Return each line of the listing below, unchanged, and omit the images.

──────── TASK INPUT

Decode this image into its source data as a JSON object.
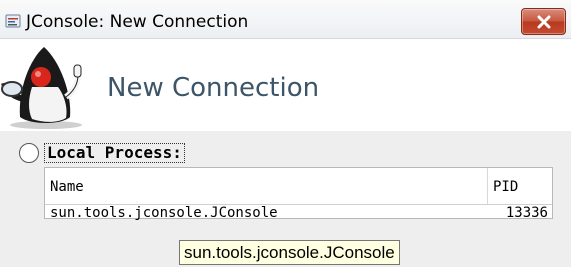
{
  "window": {
    "title": "JConsole: New Connection",
    "app_icon": "jconsole-app-icon",
    "close_icon": "close-icon"
  },
  "banner": {
    "logo": "duke-mascot-icon",
    "title": "New Connection"
  },
  "local_process": {
    "label": "Local Process:",
    "selected": false,
    "table": {
      "columns": [
        "Name",
        "PID"
      ],
      "rows": [
        {
          "name": "sun.tools.jconsole.JConsole",
          "pid": "13336"
        }
      ]
    }
  },
  "tooltip": {
    "text": "sun.tools.jconsole.JConsole"
  },
  "colors": {
    "banner_title": "#3d5568",
    "close_button": "#c7553d",
    "tooltip_bg": "#ffffe1"
  }
}
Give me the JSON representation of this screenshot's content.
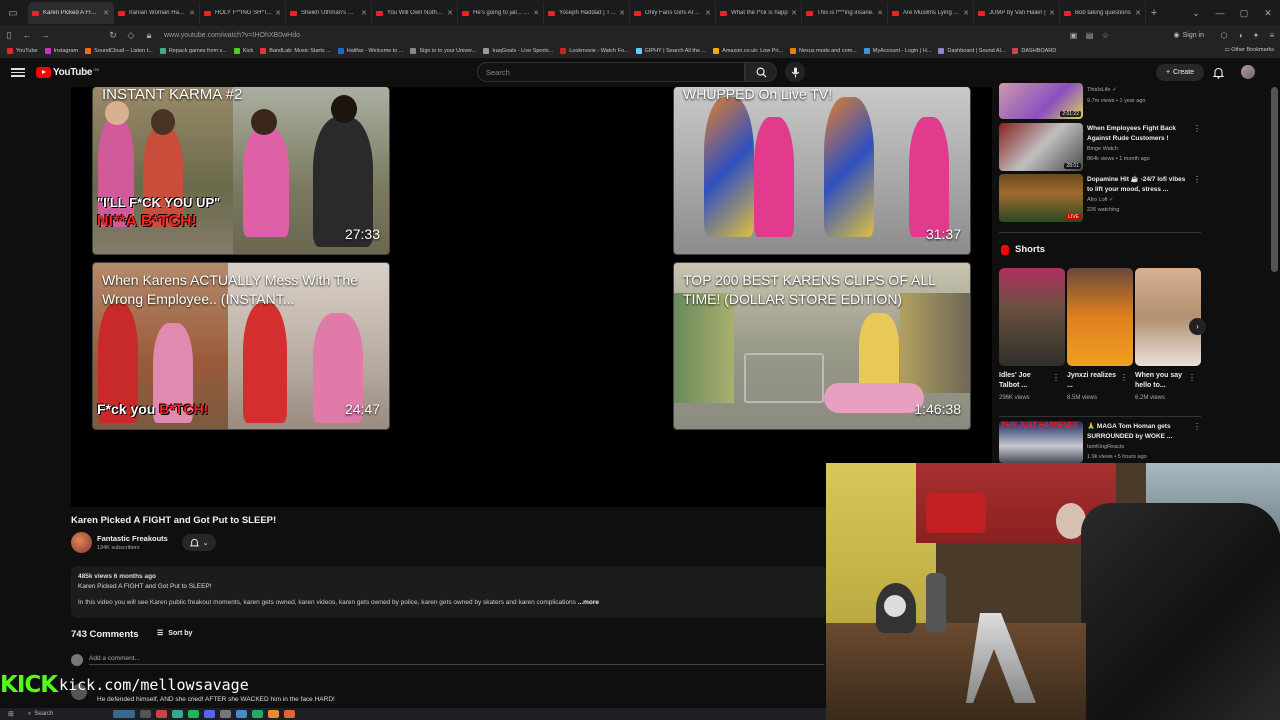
{
  "browser": {
    "tabs": [
      {
        "title": "Karen Picked A FIGHT",
        "active": true
      },
      {
        "title": "Iranian Woman Has U"
      },
      {
        "title": "HOLY F**ING SH*T..."
      },
      {
        "title": "Sheikh Uthman's Dec"
      },
      {
        "title": "You Will Own Nothing"
      },
      {
        "title": "He's going to jail... - Yo"
      },
      {
        "title": "Yoseph Haddad | Tho"
      },
      {
        "title": "Only Fans Girls Are M"
      },
      {
        "title": "What the f*ck is happ"
      },
      {
        "title": "This is f***ing insane."
      },
      {
        "title": "Are Muslims Lying Ab"
      },
      {
        "title": "JUMP by Van Halen |"
      },
      {
        "title": "Bob taking questions"
      }
    ],
    "url": "www.youtube.com/watch?v=IHOhXB0wHdo",
    "sign_in": "Sign in",
    "bookmarks": [
      {
        "label": "YouTube",
        "color": "#e22"
      },
      {
        "label": "Instagram",
        "color": "#c3c"
      },
      {
        "label": "SoundCloud – Listen t...",
        "color": "#f60"
      },
      {
        "label": "Repack games from s...",
        "color": "#4a8"
      },
      {
        "label": "Kick",
        "color": "#5c2"
      },
      {
        "label": "BandLab: Music Starts ...",
        "color": "#e33"
      },
      {
        "label": "Halifax - Welcome to ...",
        "color": "#26c"
      },
      {
        "label": "Sign in to your Univer...",
        "color": "#888"
      },
      {
        "label": "IraqGoals - Live Sports...",
        "color": "#999"
      },
      {
        "label": "Lookmovie - Watch Fo...",
        "color": "#c22"
      },
      {
        "label": "GIPHY | Search All the ...",
        "color": "#6cf"
      },
      {
        "label": "Amazon.co.uk: Low Pri...",
        "color": "#fa0"
      },
      {
        "label": "Nexus mods and com...",
        "color": "#d80"
      },
      {
        "label": "MyAccount - Login | H...",
        "color": "#39d"
      },
      {
        "label": "Dashboard | Sound Al...",
        "color": "#88c"
      },
      {
        "label": "DASHBOARD",
        "color": "#c44"
      }
    ],
    "other_bookmarks": "Other Bookmarks"
  },
  "youtube": {
    "logo": "YouTube",
    "logo_country": "GB",
    "search_placeholder": "Search",
    "create_label": "Create"
  },
  "end_screen": [
    {
      "title": "INSTANT KARMA #2",
      "duration": "27:33",
      "caption_a": "\"I'LL F*CK YOU UP\"",
      "caption_b": "NI**A B*TCH!"
    },
    {
      "title": "WHUPPED On Live TV!",
      "duration": "31:37"
    },
    {
      "title": "When Karens ACTUALLY Mess With The Wrong Employee.. (INSTANT...",
      "duration": "24:47",
      "caption_a": "F*ck you ",
      "caption_b": "B*TCH!"
    },
    {
      "title": "TOP 200 BEST KARENS CLIPS OF ALL TIME! (DOLLAR STORE EDITION)",
      "duration": "1:46:38"
    }
  ],
  "video": {
    "title": "Karen Picked A FIGHT and Got Put to SLEEP!",
    "channel": "Fantastic Freakouts",
    "subscribers": "134K subscribers",
    "views_age": "485k views  6 months ago",
    "desc_line1": "Karen Picked A FIGHT and Got Put to SLEEP!",
    "desc_line2": "In this video you will see Karen public freakout moments, karen gets owned, karen videos, karen gets owned by police, karen gets owned by skaters and karen complications",
    "more": "...more"
  },
  "comments": {
    "count": "743 Comments",
    "sort_label": "Sort by",
    "add_placeholder": "Add a comment...",
    "first_comment": "He defended himself, AND she cried! AFTER she WACKED  him in the face HARD!"
  },
  "sidebar": {
    "recs": [
      {
        "title": "",
        "channel": "ThisIsLife",
        "views": "9.7m views • 1 year ago",
        "duration": "2:01:22"
      },
      {
        "title": "When Employees Fight Back Against Rude Customers !",
        "channel": "Binge Watch",
        "views": "864k views • 1 month ago",
        "duration": "28:01"
      },
      {
        "title": "Dopamine Hit ☕ -24/7 lofi vibes to lift your mood, stress ...",
        "channel": "Afro Lofi",
        "views": "226 watching",
        "live": "LIVE"
      }
    ],
    "shorts_heading": "Shorts",
    "shorts": [
      {
        "title": "Idles' Joe Talbot ...",
        "views": "296K views"
      },
      {
        "title": "Jynxzi realizes ...",
        "views": "8.5M views"
      },
      {
        "title": "When you say hello to...",
        "views": "6.2M views"
      }
    ],
    "last_rec": {
      "title": "🙏 MAGA Tom Homan gets SURROUNDED by WOKE ...",
      "channel": "IamKingReacts",
      "views": "1.9k views • 5 hours ago",
      "thumb_text": "THIS JUST HAPPENED"
    }
  },
  "overlay": {
    "kick_logo": "KICK",
    "kick_url": "kick.com/mellowsavage"
  },
  "taskbar": {
    "search": "Search"
  }
}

────────────────

■ **THE ANSWER**
Decode this image into its source data as a JSON object.
{
  "window": {
    "title": "JConsole: New Connection",
    "app_icon": "jconsole-app-icon",
    "close_icon": "close-icon"
  },
  "banner": {
    "logo": "duke-mascot-icon",
    "title": "New Connection"
  },
  "local_process": {
    "label": "Local Process:",
    "selected": false,
    "table": {
      "columns": [
        "Name",
        "PID"
      ],
      "rows": [
        {
          "name": "sun.tools.jconsole.JConsole",
          "pid": "13336"
        }
      ]
    }
  },
  "tooltip": {
    "text": "sun.tools.jconsole.JConsole"
  },
  "colors": {
    "banner_title": "#3d5568",
    "close_button": "#c7553d",
    "tooltip_bg": "#ffffe1"
  }
}
Give me the JSON representation of this screenshot's content.
{
  "browser": {
    "tabs": [
      {
        "title": "Karen Picked A FIGHT",
        "active": true
      },
      {
        "title": "Iranian Woman Has U"
      },
      {
        "title": "HOLY F**ING SH*T..."
      },
      {
        "title": "Sheikh Uthman's Dec"
      },
      {
        "title": "You Will Own Nothing"
      },
      {
        "title": "He's going to jail... - Yo"
      },
      {
        "title": "Yoseph Haddad | Tho"
      },
      {
        "title": "Only Fans Girls Are M"
      },
      {
        "title": "What the f*ck is happ"
      },
      {
        "title": "This is f***ing insane."
      },
      {
        "title": "Are Muslims Lying Ab"
      },
      {
        "title": "JUMP by Van Halen |"
      },
      {
        "title": "Bob taking questions"
      }
    ],
    "url": "www.youtube.com/watch?v=IHOhXB0wHdo",
    "sign_in": "Sign in",
    "bookmarks": [
      {
        "label": "YouTube",
        "color": "#e22"
      },
      {
        "label": "Instagram",
        "color": "#c3c"
      },
      {
        "label": "SoundCloud – Listen t...",
        "color": "#f60"
      },
      {
        "label": "Repack games from s...",
        "color": "#4a8"
      },
      {
        "label": "Kick",
        "color": "#5c2"
      },
      {
        "label": "BandLab: Music Starts ...",
        "color": "#e33"
      },
      {
        "label": "Halifax - Welcome to ...",
        "color": "#26c"
      },
      {
        "label": "Sign in to your Univer...",
        "color": "#888"
      },
      {
        "label": "IraqGoals - Live Sports...",
        "color": "#999"
      },
      {
        "label": "Lookmovie - Watch Fo...",
        "color": "#c22"
      },
      {
        "label": "GIPHY | Search All the ...",
        "color": "#6cf"
      },
      {
        "label": "Amazon.co.uk: Low Pri...",
        "color": "#fa0"
      },
      {
        "label": "Nexus mods and com...",
        "color": "#d80"
      },
      {
        "label": "MyAccount - Login | H...",
        "color": "#39d"
      },
      {
        "label": "Dashboard | Sound Al...",
        "color": "#88c"
      },
      {
        "label": "DASHBOARD",
        "color": "#c44"
      }
    ],
    "other_bookmarks": "Other Bookmarks"
  },
  "youtube": {
    "logo": "YouTube",
    "logo_country": "GB",
    "search_placeholder": "Search",
    "create_label": "Create"
  },
  "end_screen": [
    {
      "title": "INSTANT KARMA #2",
      "duration": "27:33",
      "caption_a": "\"I'LL F*CK YOU UP\"",
      "caption_b": "NI**A B*TCH!"
    },
    {
      "title": "WHUPPED On Live TV!",
      "duration": "31:37"
    },
    {
      "title": "When Karens ACTUALLY Mess With The Wrong Employee.. (INSTANT...",
      "duration": "24:47",
      "caption_a": "F*ck you ",
      "caption_b": "B*TCH!"
    },
    {
      "title": "TOP 200 BEST KARENS CLIPS OF ALL TIME! (DOLLAR STORE EDITION)",
      "duration": "1:46:38"
    }
  ],
  "video": {
    "title": "Karen Picked A FIGHT and Got Put to SLEEP!",
    "channel": "Fantastic Freakouts",
    "subscribers": "134K subscribers",
    "views_age": "485k views  6 months ago",
    "desc_line1": "Karen Picked A FIGHT and Got Put to SLEEP!",
    "desc_line2": "In this video you will see Karen public freakout moments, karen gets owned, karen videos, karen gets owned by police, karen gets owned by skaters and karen complications",
    "more": "...more"
  },
  "comments": {
    "count": "743 Comments",
    "sort_label": "Sort by",
    "add_placeholder": "Add a comment...",
    "first_comment": "He defended himself, AND she cried! AFTER she WACKED  him in the face HARD!"
  },
  "sidebar": {
    "recs": [
      {
        "title": "",
        "channel": "ThisIsLife",
        "views": "9.7m views • 1 year ago",
        "duration": "2:01:22"
      },
      {
        "title": "When Employees Fight Back Against Rude Customers !",
        "channel": "Binge Watch",
        "views": "864k views • 1 month ago",
        "duration": "28:01"
      },
      {
        "title": "Dopamine Hit ☕ -24/7 lofi vibes to lift your mood, stress ...",
        "channel": "Afro Lofi",
        "views": "226 watching",
        "live": "LIVE"
      }
    ],
    "shorts_heading": "Shorts",
    "shorts": [
      {
        "title": "Idles' Joe Talbot ...",
        "views": "296K views"
      },
      {
        "title": "Jynxzi realizes ...",
        "views": "8.5M views"
      },
      {
        "title": "When you say hello to...",
        "views": "6.2M views"
      }
    ],
    "last_rec": {
      "title": "🙏 MAGA Tom Homan gets SURROUNDED by WOKE ...",
      "channel": "IamKingReacts",
      "views": "1.9k views • 5 hours ago",
      "thumb_text": "THIS JUST HAPPENED"
    }
  },
  "overlay": {
    "kick_logo": "KICK",
    "kick_url": "kick.com/mellowsavage"
  },
  "taskbar": {
    "search": "Search"
  }
}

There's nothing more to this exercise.